------ Entries supplied ------
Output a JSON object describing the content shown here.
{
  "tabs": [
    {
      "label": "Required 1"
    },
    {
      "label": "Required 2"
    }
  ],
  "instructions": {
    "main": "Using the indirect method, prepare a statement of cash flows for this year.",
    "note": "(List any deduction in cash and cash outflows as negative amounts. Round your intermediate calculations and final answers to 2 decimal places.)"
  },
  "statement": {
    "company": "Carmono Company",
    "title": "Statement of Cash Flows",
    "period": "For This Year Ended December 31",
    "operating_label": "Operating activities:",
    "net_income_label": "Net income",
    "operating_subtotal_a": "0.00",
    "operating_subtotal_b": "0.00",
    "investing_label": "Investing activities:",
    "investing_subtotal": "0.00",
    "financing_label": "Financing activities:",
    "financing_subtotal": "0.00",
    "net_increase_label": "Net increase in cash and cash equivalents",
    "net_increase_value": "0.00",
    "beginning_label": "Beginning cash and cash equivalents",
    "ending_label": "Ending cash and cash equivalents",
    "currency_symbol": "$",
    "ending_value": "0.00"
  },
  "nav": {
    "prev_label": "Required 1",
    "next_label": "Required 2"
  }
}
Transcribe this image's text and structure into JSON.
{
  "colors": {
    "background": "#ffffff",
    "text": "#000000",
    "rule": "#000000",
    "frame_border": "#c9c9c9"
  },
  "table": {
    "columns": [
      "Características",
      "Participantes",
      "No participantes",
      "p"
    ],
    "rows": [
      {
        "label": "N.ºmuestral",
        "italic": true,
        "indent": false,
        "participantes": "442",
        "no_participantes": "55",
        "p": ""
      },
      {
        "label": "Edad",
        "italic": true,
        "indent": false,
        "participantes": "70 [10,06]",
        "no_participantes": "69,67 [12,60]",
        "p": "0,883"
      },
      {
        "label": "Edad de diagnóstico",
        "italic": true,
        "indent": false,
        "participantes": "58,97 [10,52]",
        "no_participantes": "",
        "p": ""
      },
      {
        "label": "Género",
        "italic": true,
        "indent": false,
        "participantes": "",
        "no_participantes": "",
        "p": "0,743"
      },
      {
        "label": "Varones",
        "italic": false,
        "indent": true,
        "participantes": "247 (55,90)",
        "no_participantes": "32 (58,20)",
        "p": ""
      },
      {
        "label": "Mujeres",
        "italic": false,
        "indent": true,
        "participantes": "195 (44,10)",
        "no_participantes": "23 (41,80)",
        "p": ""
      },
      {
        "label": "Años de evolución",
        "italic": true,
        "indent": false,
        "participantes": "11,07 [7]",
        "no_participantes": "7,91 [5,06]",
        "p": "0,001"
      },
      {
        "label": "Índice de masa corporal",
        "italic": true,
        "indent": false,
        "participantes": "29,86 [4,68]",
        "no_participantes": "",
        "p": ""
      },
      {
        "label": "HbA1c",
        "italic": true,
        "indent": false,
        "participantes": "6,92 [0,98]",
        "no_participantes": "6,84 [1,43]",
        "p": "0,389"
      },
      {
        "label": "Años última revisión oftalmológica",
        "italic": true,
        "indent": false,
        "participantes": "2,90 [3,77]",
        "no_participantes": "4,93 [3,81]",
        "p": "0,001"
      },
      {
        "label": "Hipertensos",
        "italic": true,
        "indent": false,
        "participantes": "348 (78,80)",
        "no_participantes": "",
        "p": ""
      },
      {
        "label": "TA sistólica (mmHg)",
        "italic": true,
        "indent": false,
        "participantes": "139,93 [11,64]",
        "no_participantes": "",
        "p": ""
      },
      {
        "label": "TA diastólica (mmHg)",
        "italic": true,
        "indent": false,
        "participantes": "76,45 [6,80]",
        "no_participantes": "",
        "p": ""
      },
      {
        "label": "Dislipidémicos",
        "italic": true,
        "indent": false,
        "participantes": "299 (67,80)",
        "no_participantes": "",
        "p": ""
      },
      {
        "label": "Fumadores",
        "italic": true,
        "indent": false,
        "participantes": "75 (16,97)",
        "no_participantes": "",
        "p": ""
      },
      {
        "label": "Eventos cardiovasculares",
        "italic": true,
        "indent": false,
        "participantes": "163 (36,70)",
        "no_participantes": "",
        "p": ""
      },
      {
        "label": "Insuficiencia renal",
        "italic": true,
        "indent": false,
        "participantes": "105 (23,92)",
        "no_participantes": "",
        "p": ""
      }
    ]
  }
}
------
__What needs to be done__
Only lines with the word "JSON" are wanted, so copy each one from the records.

__Response to the task__
Output a JSON object describing the content shown here.
Transcribe this image's text and structure into JSON.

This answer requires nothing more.